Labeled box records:
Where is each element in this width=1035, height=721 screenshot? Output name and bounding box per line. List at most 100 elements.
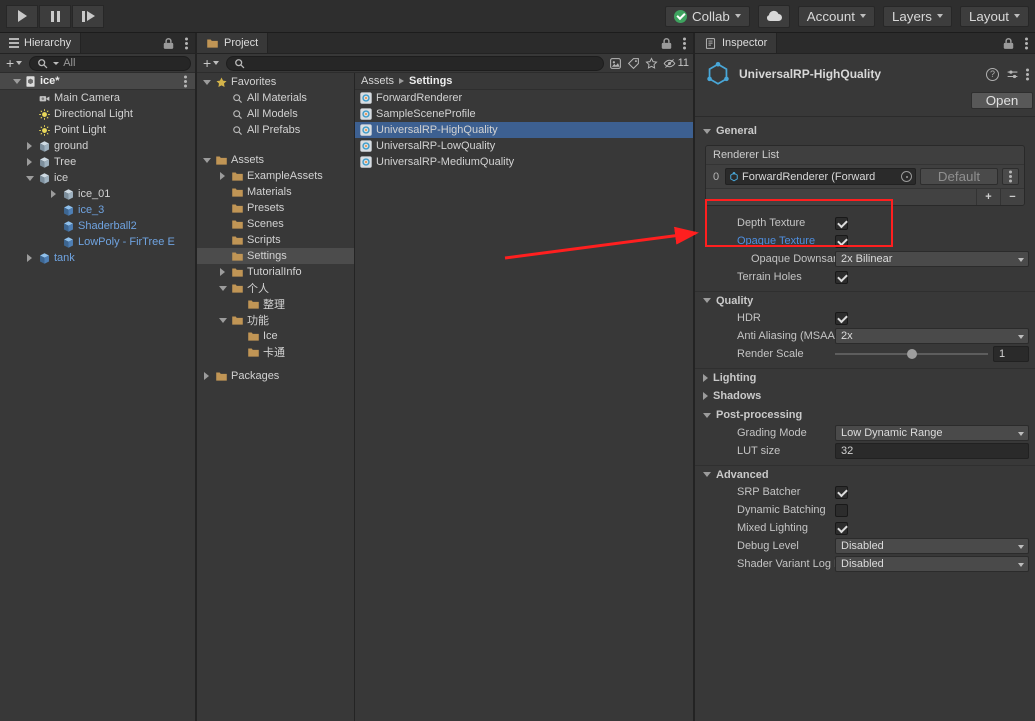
play-button[interactable] — [6, 5, 38, 28]
breadcrumb-current[interactable]: Settings — [409, 75, 452, 87]
search-by-type-icon[interactable] — [609, 57, 622, 70]
expand-arrow-icon[interactable] — [204, 372, 209, 380]
expand-arrow-icon[interactable] — [51, 190, 56, 198]
pause-button[interactable] — [39, 5, 71, 28]
section-quality[interactable]: Quality — [695, 291, 1035, 309]
element-menu-button[interactable] — [1002, 168, 1019, 185]
opaque-downsampling-dropdown[interactable]: 2x Bilinear — [835, 251, 1029, 267]
shader-variant-log-dropdown[interactable]: Disabled — [835, 556, 1029, 572]
collapse-arrow-icon[interactable] — [26, 176, 34, 181]
render-scale-value-field[interactable]: 1 — [993, 346, 1029, 362]
debug-level-dropdown[interactable]: Disabled — [835, 538, 1029, 554]
hierarchy-item-ice-3[interactable]: ice_3 — [0, 202, 195, 218]
hidden-items-counter[interactable]: 11 — [663, 57, 689, 70]
step-button[interactable] — [72, 5, 104, 28]
section-lighting[interactable]: Lighting — [695, 368, 1035, 386]
expand-arrow-icon[interactable] — [220, 172, 225, 180]
create-asset-button[interactable] — [201, 58, 221, 68]
tree-item-exampleassets[interactable]: ExampleAssets — [197, 168, 354, 184]
hierarchy-item-tree[interactable]: Tree — [0, 154, 195, 170]
expand-arrow-icon[interactable] — [220, 268, 225, 276]
tree-item-scenes[interactable]: Scenes — [197, 216, 354, 232]
hdr-checkbox[interactable] — [835, 312, 848, 325]
panel-menu-icon[interactable] — [1025, 42, 1028, 45]
tree-item-materials[interactable]: Materials — [197, 184, 354, 200]
grading-mode-dropdown[interactable]: Low Dynamic Range — [835, 425, 1029, 441]
section-shadows[interactable]: Shadows — [695, 387, 1035, 405]
expand-arrow-icon[interactable] — [27, 254, 32, 262]
saved-search-star-icon[interactable] — [645, 57, 658, 70]
lut-size-field[interactable]: 32 — [835, 443, 1029, 459]
tree-item-tutorialinfo[interactable]: TutorialInfo — [197, 264, 354, 280]
tree-item-all-models[interactable]: All Models — [197, 106, 354, 122]
presets-icon[interactable] — [1006, 68, 1019, 81]
expand-arrow-icon[interactable] — [27, 158, 32, 166]
hierarchy-search-input[interactable]: All — [29, 56, 191, 71]
layout-dropdown[interactable]: Layout — [960, 6, 1029, 27]
account-dropdown[interactable]: Account — [798, 6, 875, 27]
collapse-arrow-icon[interactable] — [219, 286, 227, 291]
scene-foldout-icon[interactable] — [13, 79, 21, 84]
section-post-processing[interactable]: Post-processing — [695, 406, 1035, 424]
tab-hierarchy[interactable]: Hierarchy — [0, 33, 81, 53]
hierarchy-item-lowpoly-firtree[interactable]: LowPoly - FirTree E — [0, 234, 195, 250]
project-search-input[interactable] — [226, 56, 603, 71]
create-object-button[interactable] — [4, 58, 24, 68]
depth-texture-checkbox[interactable] — [835, 217, 848, 230]
srp-batcher-checkbox[interactable] — [835, 486, 848, 499]
hierarchy-item-directional-light[interactable]: Directional Light — [0, 106, 195, 122]
scene-menu-icon[interactable] — [184, 80, 187, 83]
hierarchy-item-point-light[interactable]: Point Light — [0, 122, 195, 138]
collab-dropdown[interactable]: Collab — [665, 6, 750, 27]
tree-item-all-materials[interactable]: All Materials — [197, 90, 354, 106]
slider-handle[interactable] — [907, 349, 917, 359]
panel-menu-icon[interactable] — [683, 42, 686, 45]
remove-renderer-button[interactable] — [1000, 189, 1024, 205]
tab-inspector[interactable]: Inspector — [695, 33, 777, 53]
tree-item-presets[interactable]: Presets — [197, 200, 354, 216]
hierarchy-item-ice-01[interactable]: ice_01 — [0, 186, 195, 202]
add-renderer-button[interactable] — [976, 189, 1000, 205]
file-forwardrenderer[interactable]: ForwardRenderer — [355, 90, 693, 106]
lock-icon[interactable] — [162, 37, 175, 50]
anti-aliasing-dropdown[interactable]: 2x — [835, 328, 1029, 344]
search-filter-chevron-icon[interactable] — [53, 62, 59, 65]
tree-item-geren[interactable]: 个人 — [197, 280, 354, 296]
open-button[interactable]: Open — [971, 92, 1033, 109]
breadcrumb-root[interactable]: Assets — [361, 75, 394, 87]
dynamic-batching-checkbox[interactable] — [835, 504, 848, 517]
tree-item-all-prefabs[interactable]: All Prefabs — [197, 122, 354, 138]
mixed-lighting-checkbox[interactable] — [835, 522, 848, 535]
scene-header[interactable]: ice* — [0, 73, 195, 90]
panel-menu-icon[interactable] — [185, 42, 188, 45]
hierarchy-item-ground[interactable]: ground — [0, 138, 195, 154]
expand-arrow-icon[interactable] — [27, 142, 32, 150]
hierarchy-item-shaderball2[interactable]: Shaderball2 — [0, 218, 195, 234]
lock-icon[interactable] — [660, 37, 673, 50]
file-samplesceneprofile[interactable]: SampleSceneProfile — [355, 106, 693, 122]
tree-item-packages[interactable]: Packages — [197, 368, 354, 384]
file-universalrp-mediumquality[interactable]: UniversalRP-MediumQuality — [355, 154, 693, 170]
hierarchy-item-main-camera[interactable]: Main Camera — [0, 90, 195, 106]
tree-item-scripts[interactable]: Scripts — [197, 232, 354, 248]
tree-item-settings[interactable]: Settings — [197, 248, 354, 264]
set-default-button[interactable]: Default — [920, 168, 998, 185]
tree-item-favorites[interactable]: Favorites — [197, 74, 354, 90]
asset-menu-icon[interactable] — [1026, 73, 1029, 76]
renderer-object-field[interactable]: ForwardRenderer (Forward — [725, 168, 916, 185]
render-scale-slider[interactable] — [835, 346, 988, 362]
section-advanced[interactable]: Advanced — [695, 465, 1035, 483]
hierarchy-item-ice[interactable]: ice — [0, 170, 195, 186]
collapse-arrow-icon[interactable] — [203, 80, 211, 85]
object-picker-icon[interactable] — [901, 171, 912, 182]
lock-icon[interactable] — [1002, 37, 1015, 50]
tree-item-zhengli[interactable]: 整理 — [197, 296, 354, 312]
file-universalrp-highquality[interactable]: UniversalRP-HighQuality — [355, 122, 693, 138]
collapse-arrow-icon[interactable] — [219, 318, 227, 323]
opaque-texture-checkbox[interactable] — [835, 235, 848, 248]
tree-item-gongneng[interactable]: 功能 — [197, 312, 354, 328]
file-universalrp-lowquality[interactable]: UniversalRP-LowQuality — [355, 138, 693, 154]
help-icon[interactable] — [986, 68, 999, 81]
tree-item-katong[interactable]: 卡通 — [197, 344, 354, 360]
cloud-button[interactable] — [758, 5, 790, 28]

AIM OF THE TASK:
Locate each line in the records that contains the string "field" and copy those lines. Letter case matters.

OUTPUT BELOW:
render-scale-value-field[interactable]: 1 — [993, 346, 1029, 362]
lut-size-field[interactable]: 32 — [835, 443, 1029, 459]
renderer-object-field[interactable]: ForwardRenderer (Forward — [725, 168, 916, 185]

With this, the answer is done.